* [Work required]:
Repeat, line for line, the entries printed below.

* [Raw data]:
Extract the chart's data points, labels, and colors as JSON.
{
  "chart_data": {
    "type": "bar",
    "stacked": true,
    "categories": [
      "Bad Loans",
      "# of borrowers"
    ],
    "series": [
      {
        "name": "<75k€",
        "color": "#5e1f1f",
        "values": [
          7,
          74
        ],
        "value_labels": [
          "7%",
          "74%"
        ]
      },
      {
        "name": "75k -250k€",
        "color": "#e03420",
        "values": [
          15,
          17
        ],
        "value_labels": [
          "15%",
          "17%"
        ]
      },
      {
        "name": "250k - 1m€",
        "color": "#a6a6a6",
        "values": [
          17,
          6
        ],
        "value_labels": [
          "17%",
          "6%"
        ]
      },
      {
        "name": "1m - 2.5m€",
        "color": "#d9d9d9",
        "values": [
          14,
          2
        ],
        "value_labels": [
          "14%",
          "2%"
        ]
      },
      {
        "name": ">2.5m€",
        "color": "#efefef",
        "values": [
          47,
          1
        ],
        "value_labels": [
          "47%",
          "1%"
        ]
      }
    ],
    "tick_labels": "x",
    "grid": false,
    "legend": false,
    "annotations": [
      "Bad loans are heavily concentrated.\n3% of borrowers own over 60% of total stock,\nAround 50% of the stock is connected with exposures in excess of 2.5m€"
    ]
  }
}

* [Answer to the problem]:
Extract the chart's data points, labels, and colors as JSON.
{
  "chart_data": {
    "type": "bar",
    "stacked": true,
    "categories": [
      "Bad Loans",
      "# of borrowers"
    ],
    "series": [
      {
        "name": "<75k€",
        "color": "#5e1f1f",
        "values": [
          7,
          74
        ],
        "value_labels": [
          "7%",
          "74%"
        ]
      },
      {
        "name": "75k -250k€",
        "color": "#e03420",
        "values": [
          15,
          17
        ],
        "value_labels": [
          "15%",
          "17%"
        ]
      },
      {
        "name": "250k - 1m€",
        "color": "#a6a6a6",
        "values": [
          17,
          6
        ],
        "value_labels": [
          "17%",
          "6%"
        ]
      },
      {
        "name": "1m - 2.5m€",
        "color": "#d9d9d9",
        "values": [
          14,
          2
        ],
        "value_labels": [
          "14%",
          "2%"
        ]
      },
      {
        "name": ">2.5m€",
        "color": "#efefef",
        "values": [
          47,
          1
        ],
        "value_labels": [
          "47%",
          "1%"
        ]
      }
    ],
    "tick_labels": "x",
    "grid": false,
    "legend": false,
    "annotations": [
      "Bad loans are heavily concentrated.\n3% of borrowers own over 60% of total stock,\nAround 50% of the stock is connected with exposures in excess of 2.5m€"
    ]
  }
}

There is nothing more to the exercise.